§ **Your instructions**: Output the material beneath exactly, leaving nothing out.

(Records from a collection)
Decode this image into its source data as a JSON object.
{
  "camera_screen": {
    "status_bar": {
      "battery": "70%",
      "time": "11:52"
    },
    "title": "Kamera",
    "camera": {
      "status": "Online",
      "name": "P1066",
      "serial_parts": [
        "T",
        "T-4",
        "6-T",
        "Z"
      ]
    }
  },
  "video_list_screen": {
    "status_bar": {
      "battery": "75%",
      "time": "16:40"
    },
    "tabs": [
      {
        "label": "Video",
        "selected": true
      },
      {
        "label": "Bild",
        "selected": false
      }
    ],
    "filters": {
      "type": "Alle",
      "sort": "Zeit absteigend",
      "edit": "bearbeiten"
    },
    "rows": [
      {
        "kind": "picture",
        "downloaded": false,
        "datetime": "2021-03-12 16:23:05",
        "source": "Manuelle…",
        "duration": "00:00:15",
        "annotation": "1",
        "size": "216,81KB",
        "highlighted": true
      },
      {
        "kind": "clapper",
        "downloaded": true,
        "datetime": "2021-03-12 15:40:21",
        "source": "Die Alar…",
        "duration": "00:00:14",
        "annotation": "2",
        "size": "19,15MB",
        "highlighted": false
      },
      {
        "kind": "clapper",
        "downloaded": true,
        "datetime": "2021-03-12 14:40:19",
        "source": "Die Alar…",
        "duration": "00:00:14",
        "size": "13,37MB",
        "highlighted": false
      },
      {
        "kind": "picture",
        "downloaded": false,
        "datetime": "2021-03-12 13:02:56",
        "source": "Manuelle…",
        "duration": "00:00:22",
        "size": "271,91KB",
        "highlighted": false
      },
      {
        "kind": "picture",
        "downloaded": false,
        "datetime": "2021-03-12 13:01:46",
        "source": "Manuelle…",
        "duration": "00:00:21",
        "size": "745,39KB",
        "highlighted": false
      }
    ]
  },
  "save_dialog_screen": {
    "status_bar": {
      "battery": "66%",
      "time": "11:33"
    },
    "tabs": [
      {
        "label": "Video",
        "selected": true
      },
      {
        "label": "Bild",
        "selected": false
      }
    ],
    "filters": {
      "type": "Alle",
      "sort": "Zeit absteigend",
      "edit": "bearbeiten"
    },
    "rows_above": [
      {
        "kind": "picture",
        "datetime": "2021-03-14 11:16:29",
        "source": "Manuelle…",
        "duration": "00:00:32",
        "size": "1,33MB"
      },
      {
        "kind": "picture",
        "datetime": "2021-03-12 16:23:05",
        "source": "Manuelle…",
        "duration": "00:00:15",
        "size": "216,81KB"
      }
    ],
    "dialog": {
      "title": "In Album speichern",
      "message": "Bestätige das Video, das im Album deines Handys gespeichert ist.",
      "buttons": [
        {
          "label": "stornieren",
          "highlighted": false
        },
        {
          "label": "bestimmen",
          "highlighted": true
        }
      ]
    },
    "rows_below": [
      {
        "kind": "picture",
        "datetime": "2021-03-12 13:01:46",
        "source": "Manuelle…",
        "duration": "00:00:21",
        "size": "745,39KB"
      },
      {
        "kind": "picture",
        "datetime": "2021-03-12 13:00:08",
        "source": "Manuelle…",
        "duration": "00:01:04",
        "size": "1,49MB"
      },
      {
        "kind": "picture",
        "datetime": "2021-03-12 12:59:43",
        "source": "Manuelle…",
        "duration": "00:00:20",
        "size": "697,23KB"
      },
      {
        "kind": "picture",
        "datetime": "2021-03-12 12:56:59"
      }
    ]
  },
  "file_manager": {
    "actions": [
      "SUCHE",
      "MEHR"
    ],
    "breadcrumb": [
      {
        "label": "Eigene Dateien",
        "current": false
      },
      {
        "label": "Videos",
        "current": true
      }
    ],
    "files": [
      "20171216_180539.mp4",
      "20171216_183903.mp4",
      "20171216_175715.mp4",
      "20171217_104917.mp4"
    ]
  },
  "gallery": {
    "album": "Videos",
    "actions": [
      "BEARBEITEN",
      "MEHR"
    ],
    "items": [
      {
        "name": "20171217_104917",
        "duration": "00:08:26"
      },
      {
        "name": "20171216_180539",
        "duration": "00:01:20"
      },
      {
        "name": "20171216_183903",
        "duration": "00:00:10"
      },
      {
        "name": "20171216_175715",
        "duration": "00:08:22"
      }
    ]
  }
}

§ **Written answer**:
Decode this image into its source data as a JSON object.
{
  "camera_screen": {
    "status_bar": {
      "battery": "70%",
      "time": "11:52"
    },
    "title": "Kamera",
    "camera": {
      "status": "Online",
      "name": "P1066",
      "serial_parts": [
        "T",
        "T-4",
        "6-T",
        "Z"
      ]
    }
  },
  "video_list_screen": {
    "status_bar": {
      "battery": "75%",
      "time": "16:40"
    },
    "tabs": [
      {
        "label": "Video",
        "selected": true
      },
      {
        "label": "Bild",
        "selected": false
      }
    ],
    "filters": {
      "type": "Alle",
      "sort": "Zeit absteigend",
      "edit": "bearbeiten"
    },
    "rows": [
      {
        "kind": "picture",
        "downloaded": false,
        "datetime": "2021-03-12 16:23:05",
        "source": "Manuelle…",
        "duration": "00:00:15",
        "annotation": "1",
        "size": "216,81KB",
        "highlighted": true
      },
      {
        "kind": "clapper",
        "downloaded": true,
        "datetime": "2021-03-12 15:40:21",
        "source": "Die Alar…",
        "duration": "00:00:14",
        "annotation": "2",
        "size": "19,15MB",
        "highlighted": false
      },
      {
        "kind": "clapper",
        "downloaded": true,
        "datetime": "2021-03-12 14:40:19",
        "source": "Die Alar…",
        "duration": "00:00:14",
        "size": "13,37MB",
        "highlighted": false
      },
      {
        "kind": "picture",
        "downloaded": false,
        "datetime": "2021-03-12 13:02:56",
        "source": "Manuelle…",
        "duration": "00:00:22",
        "size": "271,91KB",
        "highlighted": false
      },
      {
        "kind": "picture",
        "downloaded": false,
        "datetime": "2021-03-12 13:01:46",
        "source": "Manuelle…",
        "duration": "00:00:21",
        "size": "745,39KB",
        "highlighted": false
      }
    ]
  },
  "save_dialog_screen": {
    "status_bar": {
      "battery": "66%",
      "time": "11:33"
    },
    "tabs": [
      {
        "label": "Video",
        "selected": true
      },
      {
        "label": "Bild",
        "selected": false
      }
    ],
    "filters": {
      "type": "Alle",
      "sort": "Zeit absteigend",
      "edit": "bearbeiten"
    },
    "rows_above": [
      {
        "kind": "picture",
        "datetime": "2021-03-14 11:16:29",
        "source": "Manuelle…",
        "duration": "00:00:32",
        "size": "1,33MB"
      },
      {
        "kind": "picture",
        "datetime": "2021-03-12 16:23:05",
        "source": "Manuelle…",
        "duration": "00:00:15",
        "size": "216,81KB"
      }
    ],
    "dialog": {
      "title": "In Album speichern",
      "message": "Bestätige das Video, das im Album deines Handys gespeichert ist.",
      "buttons": [
        {
          "label": "stornieren",
          "highlighted": false
        },
        {
          "label": "bestimmen",
          "highlighted": true
        }
      ]
    },
    "rows_below": [
      {
        "kind": "picture",
        "datetime": "2021-03-12 13:01:46",
        "source": "Manuelle…",
        "duration": "00:00:21",
        "size": "745,39KB"
      },
      {
        "kind": "picture",
        "datetime": "2021-03-12 13:00:08",
        "source": "Manuelle…",
        "duration": "00:01:04",
        "size": "1,49MB"
      },
      {
        "kind": "picture",
        "datetime": "2021-03-12 12:59:43",
        "source": "Manuelle…",
        "duration": "00:00:20",
        "size": "697,23KB"
      },
      {
        "kind": "picture",
        "datetime": "2021-03-12 12:56:59"
      }
    ]
  },
  "file_manager": {
    "actions": [
      "SUCHE",
      "MEHR"
    ],
    "breadcrumb": [
      {
        "label": "Eigene Dateien",
        "current": false
      },
      {
        "label": "Videos",
        "current": true
      }
    ],
    "files": [
      "20171216_180539.mp4",
      "20171216_183903.mp4",
      "20171216_175715.mp4",
      "20171217_104917.mp4"
    ]
  },
  "gallery": {
    "album": "Videos",
    "actions": [
      "BEARBEITEN",
      "MEHR"
    ],
    "items": [
      {
        "name": "20171217_104917",
        "duration": "00:08:26"
      },
      {
        "name": "20171216_180539",
        "duration": "00:01:20"
      },
      {
        "name": "20171216_183903",
        "duration": "00:00:10"
      },
      {
        "name": "20171216_175715",
        "duration": "00:08:22"
      }
    ]
  }
}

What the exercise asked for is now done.